Copy all lines holding the word "della" from the entries.

[Data shown]
□ □ □ □

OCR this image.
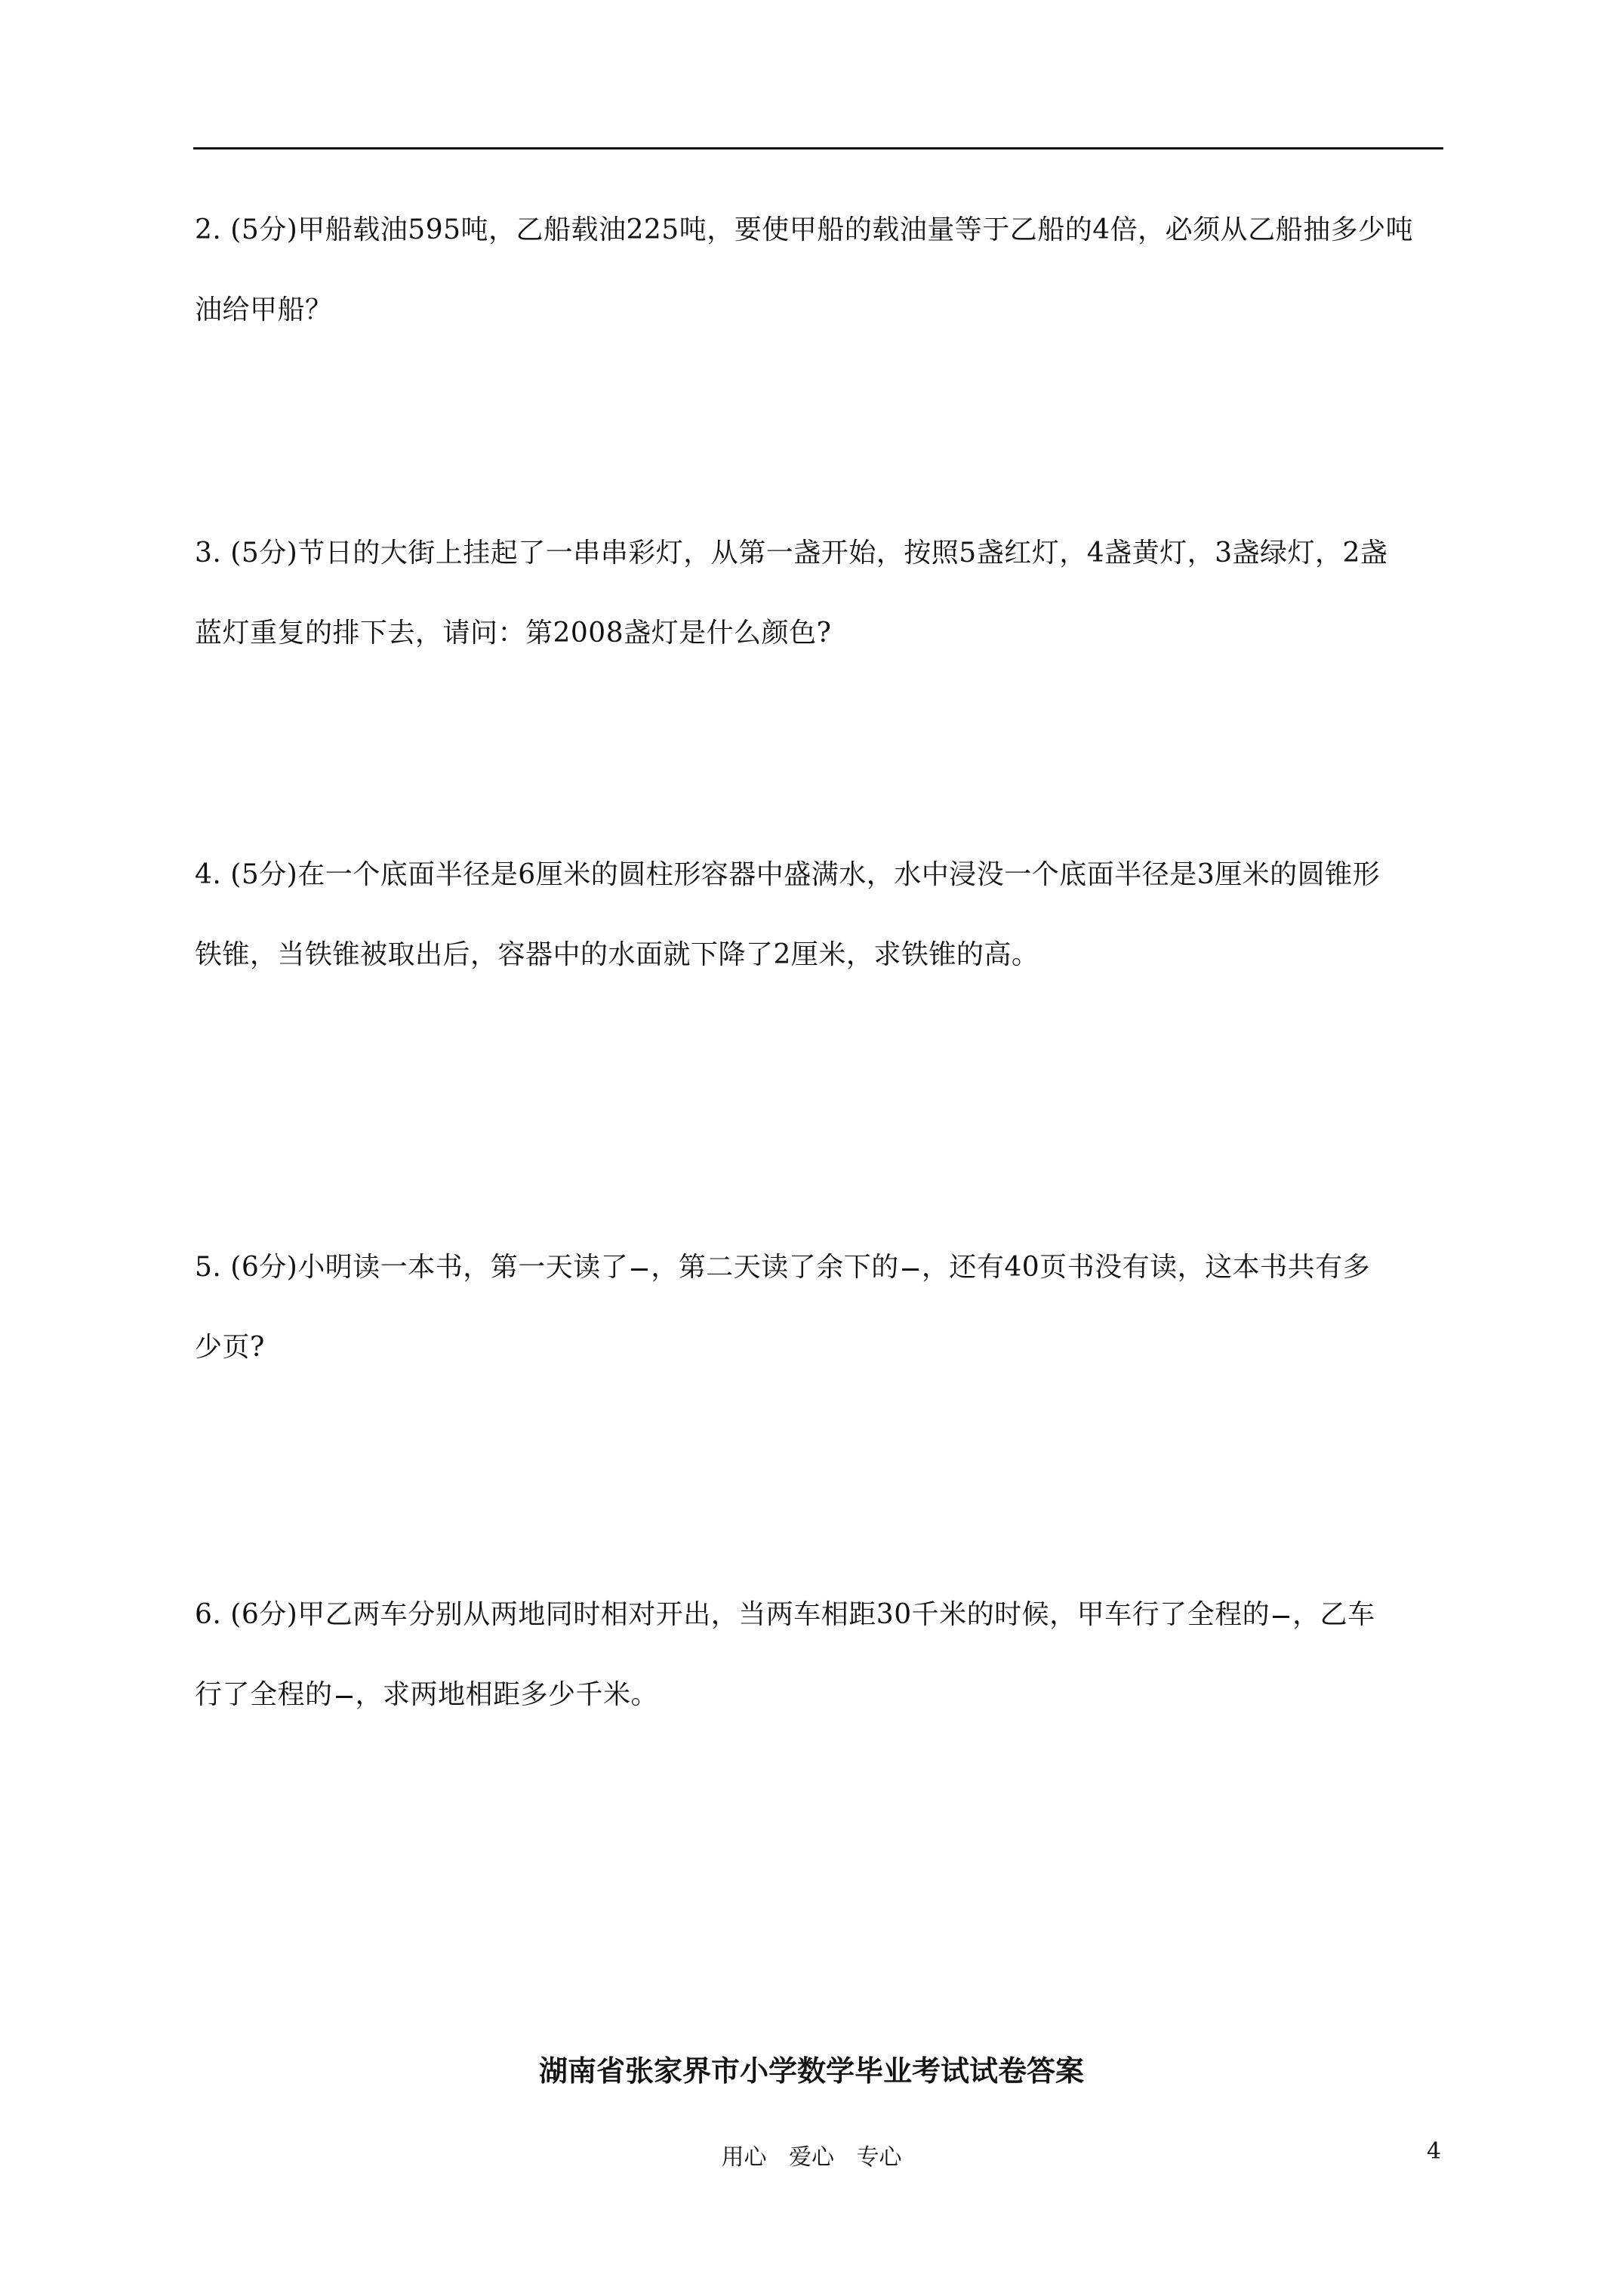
2. (5分)甲船载油595吨，乙船载油225吨，要使甲船的载油量等于乙船的4倍，必须从乙船抽多少吨
油给甲船？
3. (5分)节日的大街上挂起了一串串彩灯，从第一盏开始，按照5盏红灯，4盏黄灯，3盏绿灯，2盏
蓝灯重复的排下去，请问：第2008盏灯是什么颜色?
4. (5分)在一个底面半径是6厘米的圆柱形容器中盛满水，水中浸没一个底面半径是3厘米的圆锥形
铁锥，当铁锥被取出后，容器中的水面就下降了2厘米，求铁锥的高。
5. (6分)小明读一本书，第一天读了 ，第二天读了余下的 ，还有40页书没有读，这本书共有多
少页?
6. (6分)甲乙两车分别从两地同时相对开出，当两车相距30千米的时候，甲车行了全程的 ，乙车
行了全程的 ，求两地相距多少千米。
湖南省张家界市小学数学毕业考试试卷答案
用心 爱心 专心	4
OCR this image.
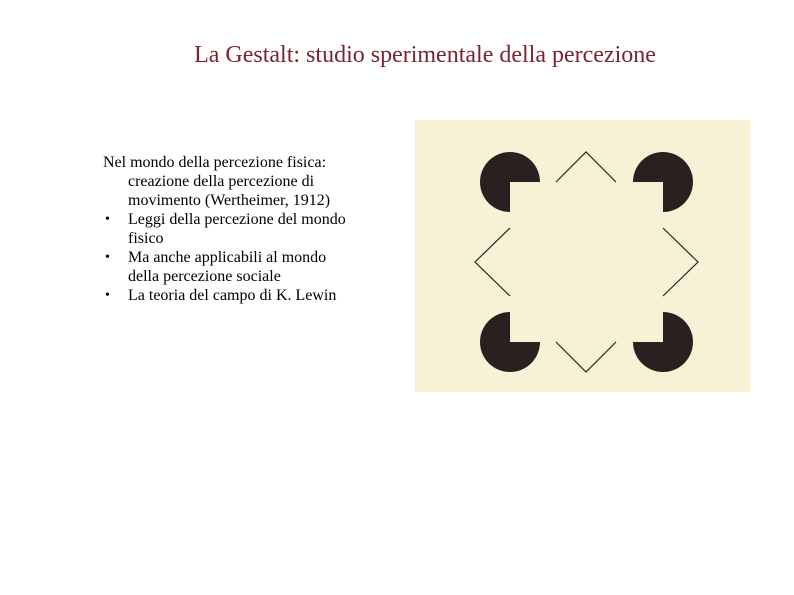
La Gestalt: studio sperimentale della percezione

Nel mondo della percezione fisica:
creazione della percezione di
movimento (Wertheimer, 1912)

• Leggi della percezione del mondo
fisico
• Ma anche applicabili al mondo
della percezione sociale
• La teoria del campo di K. Lewin
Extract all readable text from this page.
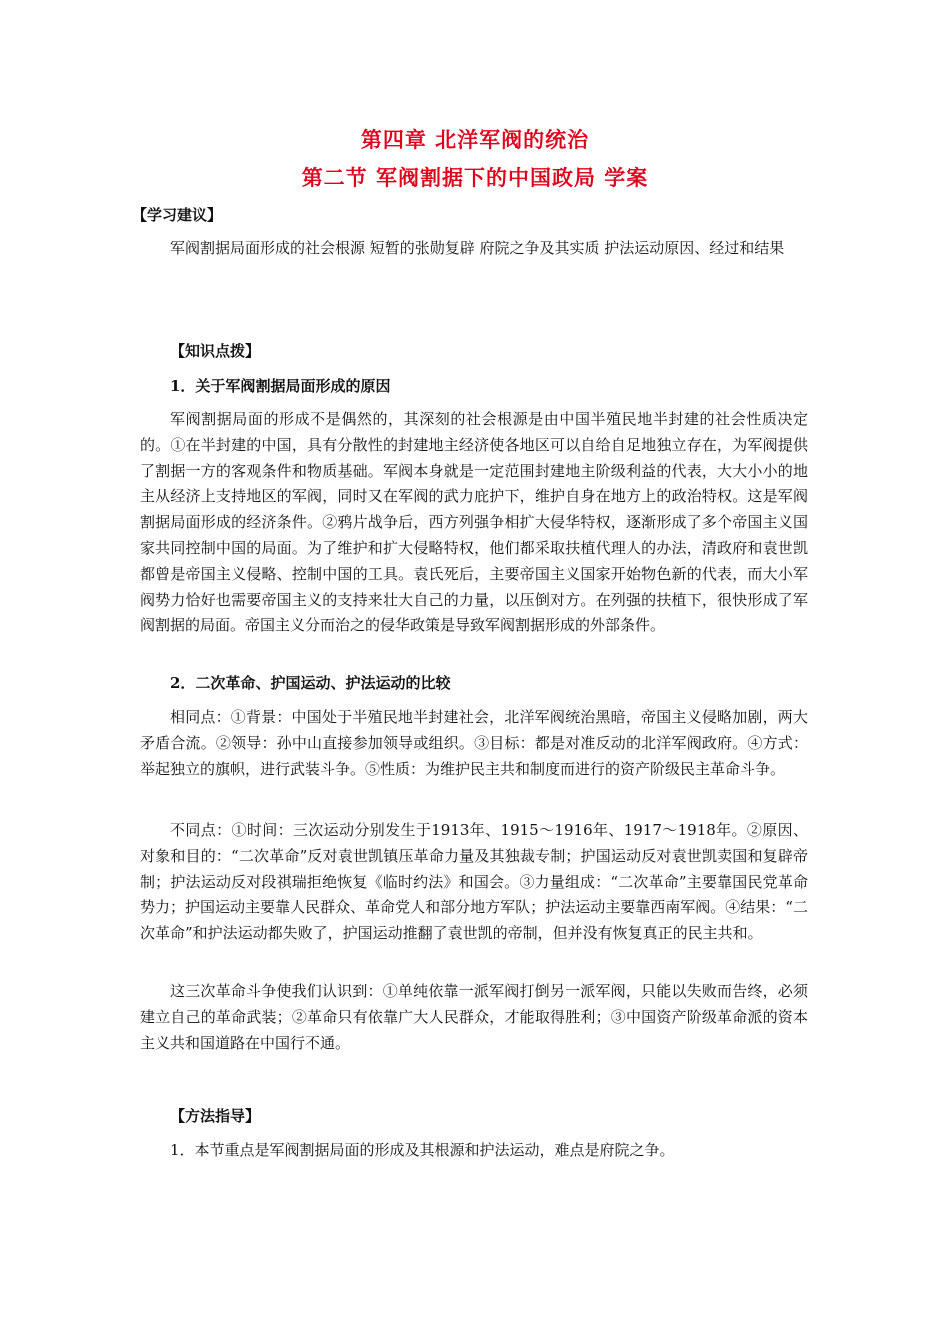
第四章 北洋军阀的统治
第二节 军阀割据下的中国政局 学案
【学习建议】
军阀割据局面形成的社会根源 短暂的张勋复辟 府院之争及其实质 护法运动原因、经过和结果
【知识点拨】
1．关于军阀割据局面形成的原因
军阀割据局面的形成不是偶然的，其深刻的社会根源是由中国半殖民地半封建的社会性质决定的。①在半封建的中国，具有分散性的封建地主经济使各地区可以自给自足地独立存在，为军阀提供了割据一方的客观条件和物质基础。军阀本身就是一定范围封建地主阶级利益的代表，大大小小的地主从经济上支持地区的军阀，同时又在军阀的武力庇护下，维护自身在地方上的政治特权。这是军阀割据局面形成的经济条件。②鸦片战争后，西方列强争相扩大侵华特权，逐渐形成了多个帝国主义国家共同控制中国的局面。为了维护和扩大侵略特权，他们都采取扶植代理人的办法，清政府和袁世凯都曾是帝国主义侵略、控制中国的工具。袁氏死后，主要帝国主义国家开始物色新的代表，而大小军阀势力恰好也需要帝国主义的支持来壮大自己的力量，以压倒对方。在列强的扶植下，很快形成了军阀割据的局面。帝国主义分而治之的侵华政策是导致军阀割据形成的外部条件。
2．二次革命、护国运动、护法运动的比较
相同点：①背景：中国处于半殖民地半封建社会，北洋军阀统治黑暗，帝国主义侵略加剧，两大矛盾合流。②领导：孙中山直接参加领导或组织。③目标：都是对准反动的北洋军阀政府。④方式：举起独立的旗帜，进行武装斗争。⑤性质：为维护民主共和制度而进行的资产阶级民主革命斗争。
不同点：①时间：三次运动分别发生于1913年、1915～1916年、1917～1918年。②原因、对象和目的：“二次革命”反对袁世凯镇压革命力量及其独裁专制；护国运动反对袁世凯卖国和复辟帝制；护法运动反对段祺瑞拒绝恢复《临时约法》和国会。③力量组成：“二次革命”主要靠国民党革命势力；护国运动主要靠人民群众、革命党人和部分地方军队；护法运动主要靠西南军阀。④结果：“二次革命”和护法运动都失败了，护国运动推翻了袁世凯的帝制，但并没有恢复真正的民主共和。
这三次革命斗争使我们认识到：①单纯依靠一派军阀打倒另一派军阀，只能以失败而告终，必须建立自己的革命武装；②革命只有依靠广大人民群众，才能取得胜利；③中国资产阶级革命派的资本主义共和国道路在中国行不通。
【方法指导】
1．本节重点是军阀割据局面的形成及其根源和护法运动，难点是府院之争。
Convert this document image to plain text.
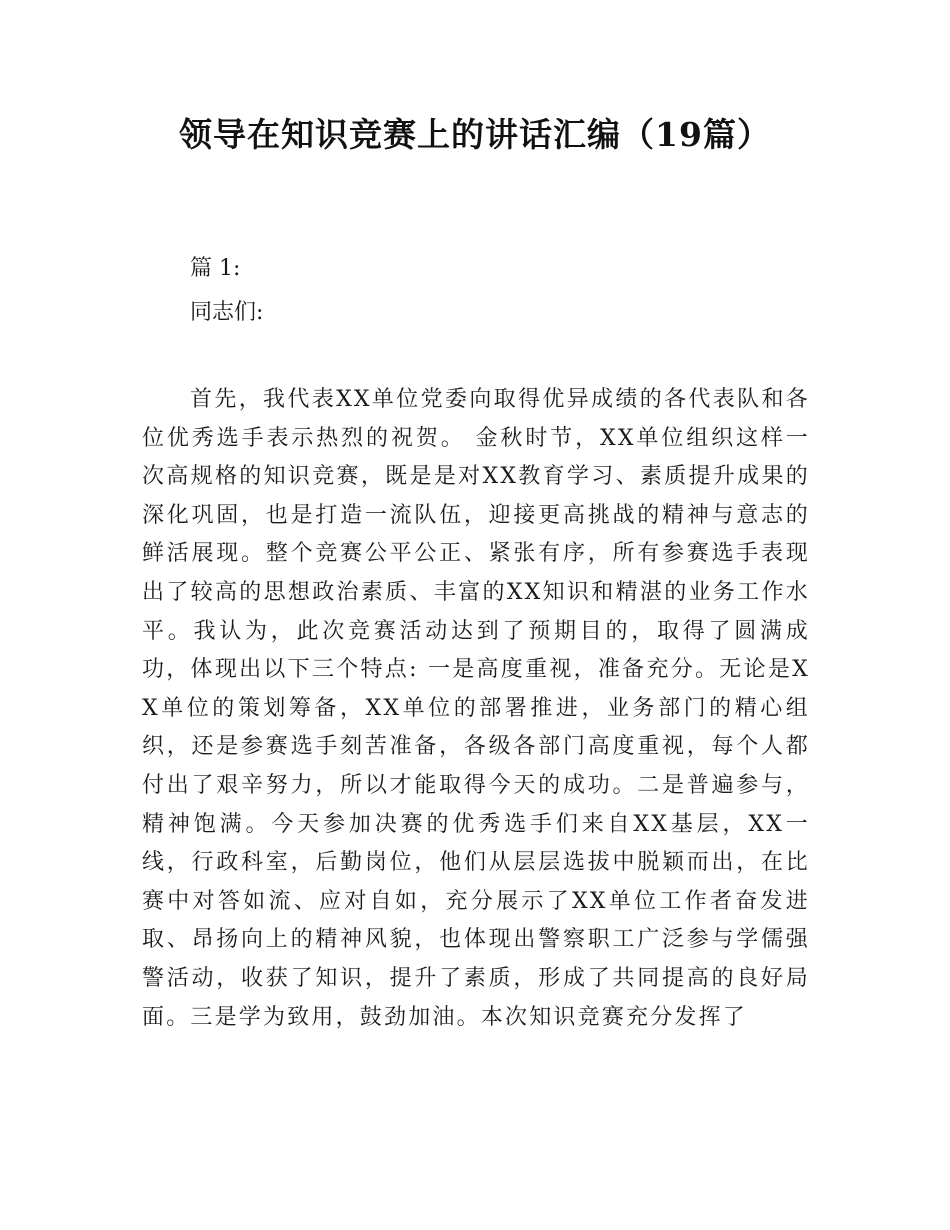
领导在知识竞赛上的讲话汇编（19篇）

篇 1:

同志们:

首先，我代表XX单位党委向取得优异成绩的各代表队和各位优秀选手表示热烈的祝贺。 金秋时节，XX单位组织这样一次高规格的知识竞赛，既是是对XX教育学习、素质提升成果的深化巩固，也是打造一流队伍，迎接更高挑战的精神与意志的鲜活展现。整个竞赛公平公正、紧张有序，所有参赛选手表现出了较高的思想政治素质、丰富的XX知识和精湛的业务工作水平。我认为，此次竞赛活动达到了预期目的，取得了圆满成功，体现出以下三个特点: 一是高度重视，准备充分。无论是XX单位的策划筹备，XX单位的部署推进，业务部门的精心组织，还是参赛选手刻苦准备，各级各部门高度重视，每个人都付出了艰辛努力，所以才能取得今天的成功。二是普遍参与，精神饱满。今天参加决赛的优秀选手们来自XX基层，XX一线，行政科室，后勤岗位，他们从层层选拔中脱颖而出，在比赛中对答如流、应对自如，充分展示了XX单位工作者奋发进取、昂扬向上的精神风貌，也体现出警察职工广泛参与学儒强警活动，收获了知识，提升了素质，形成了共同提高的良好局面。三是学为致用，鼓劲加油。本次知识竞赛充分发挥了
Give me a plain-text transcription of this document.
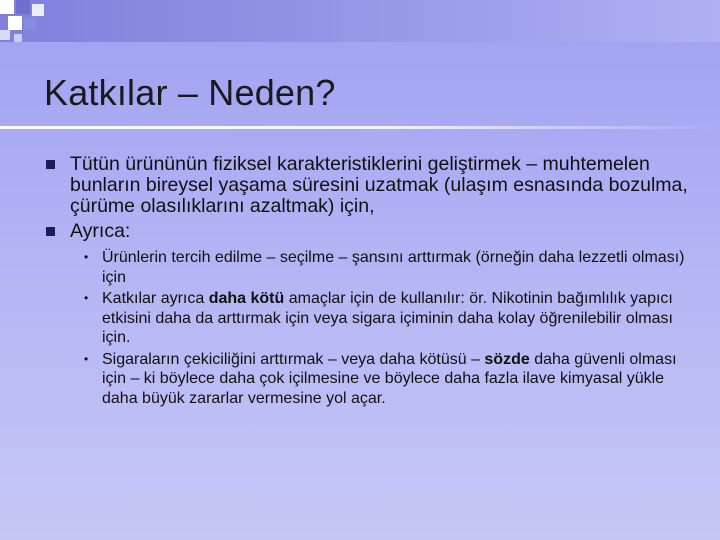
Katkılar – Neden?
Tütün ürününün fiziksel karakteristiklerini geliştirmek – muhtemelen bunların bireysel yaşama süresini uzatmak (ulaşım esnasında bozulma, çürüme olasılıklarını azaltmak) için,
Ayrıca:
• Ürünlerin tercih edilme – seçilme – şansını arttırmak (örneğin daha lezzetli olması) için
• Katkılar ayrıca daha kötü amaçlar için de kullanılır: ör. Nikotinin bağımlılık yapıcı etkisini daha da arttırmak için veya sigara içiminin daha kolay öğrenilebilir olması için.
• Sigaraların çekiciliğini arttırmak – veya daha kötüsü – sözde daha güvenli olması için – ki böylece daha çok içilmesine ve böylece daha fazla ilave kimyasal yükle daha büyük zararlar vermesine yol açar.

□ □ □ □

[Correct answer]
La Gestalt: studio sperimentale della percezione
Nel mondo della percezione fisica:
creazione della percezione di
• Leggi della percezione del mondo
della percezione sociale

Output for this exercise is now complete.